■ Requirements ■
Report every line in the listing below where the string "image" shows up.

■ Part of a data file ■
***

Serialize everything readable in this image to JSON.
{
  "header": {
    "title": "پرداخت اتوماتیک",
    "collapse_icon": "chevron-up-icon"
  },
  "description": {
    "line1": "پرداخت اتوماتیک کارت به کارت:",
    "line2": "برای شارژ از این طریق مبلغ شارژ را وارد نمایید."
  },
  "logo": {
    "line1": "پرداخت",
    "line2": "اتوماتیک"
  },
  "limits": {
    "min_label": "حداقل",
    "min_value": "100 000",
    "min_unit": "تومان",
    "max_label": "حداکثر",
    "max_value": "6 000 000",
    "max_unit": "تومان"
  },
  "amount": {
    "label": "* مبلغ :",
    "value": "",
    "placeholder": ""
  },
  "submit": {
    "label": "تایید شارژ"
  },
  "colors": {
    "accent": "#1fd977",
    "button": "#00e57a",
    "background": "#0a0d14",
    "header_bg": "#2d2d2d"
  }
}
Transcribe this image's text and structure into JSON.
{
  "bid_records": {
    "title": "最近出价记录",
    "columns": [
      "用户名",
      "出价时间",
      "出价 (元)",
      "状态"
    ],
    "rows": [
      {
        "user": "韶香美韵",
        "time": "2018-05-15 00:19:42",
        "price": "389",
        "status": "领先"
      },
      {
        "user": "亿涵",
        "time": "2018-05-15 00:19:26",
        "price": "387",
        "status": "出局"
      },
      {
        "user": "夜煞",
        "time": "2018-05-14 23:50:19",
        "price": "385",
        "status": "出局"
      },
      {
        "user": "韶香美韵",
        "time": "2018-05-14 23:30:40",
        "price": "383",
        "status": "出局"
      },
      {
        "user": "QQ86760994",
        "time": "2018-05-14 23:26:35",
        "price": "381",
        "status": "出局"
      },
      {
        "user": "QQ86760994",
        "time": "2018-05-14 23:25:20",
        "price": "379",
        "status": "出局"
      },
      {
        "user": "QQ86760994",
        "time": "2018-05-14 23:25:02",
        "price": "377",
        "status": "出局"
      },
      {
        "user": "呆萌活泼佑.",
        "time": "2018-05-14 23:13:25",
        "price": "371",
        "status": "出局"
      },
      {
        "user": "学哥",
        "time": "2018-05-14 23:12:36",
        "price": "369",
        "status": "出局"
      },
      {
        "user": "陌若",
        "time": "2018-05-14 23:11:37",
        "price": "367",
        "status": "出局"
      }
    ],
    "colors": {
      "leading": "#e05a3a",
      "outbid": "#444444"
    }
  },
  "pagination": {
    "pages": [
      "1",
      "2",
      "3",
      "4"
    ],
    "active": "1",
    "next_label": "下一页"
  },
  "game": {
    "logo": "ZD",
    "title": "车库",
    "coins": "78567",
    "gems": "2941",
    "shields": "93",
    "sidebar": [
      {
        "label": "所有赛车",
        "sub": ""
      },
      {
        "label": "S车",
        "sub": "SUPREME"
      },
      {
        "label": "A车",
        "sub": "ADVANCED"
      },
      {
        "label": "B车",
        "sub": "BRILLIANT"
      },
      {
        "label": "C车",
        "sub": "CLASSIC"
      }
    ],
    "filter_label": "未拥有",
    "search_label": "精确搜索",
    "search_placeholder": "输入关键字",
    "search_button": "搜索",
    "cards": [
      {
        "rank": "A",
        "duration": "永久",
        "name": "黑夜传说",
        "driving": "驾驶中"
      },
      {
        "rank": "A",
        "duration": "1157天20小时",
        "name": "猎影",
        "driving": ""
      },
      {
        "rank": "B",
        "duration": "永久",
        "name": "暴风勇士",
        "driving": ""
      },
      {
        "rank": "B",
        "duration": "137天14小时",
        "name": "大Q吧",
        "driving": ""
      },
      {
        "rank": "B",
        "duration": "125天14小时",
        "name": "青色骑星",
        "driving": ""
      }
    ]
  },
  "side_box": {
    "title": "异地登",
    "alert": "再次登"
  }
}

***

■ Right answer ■
Serialize everything readable in this image to JSON.
Transcribe this image's text and structure into JSON.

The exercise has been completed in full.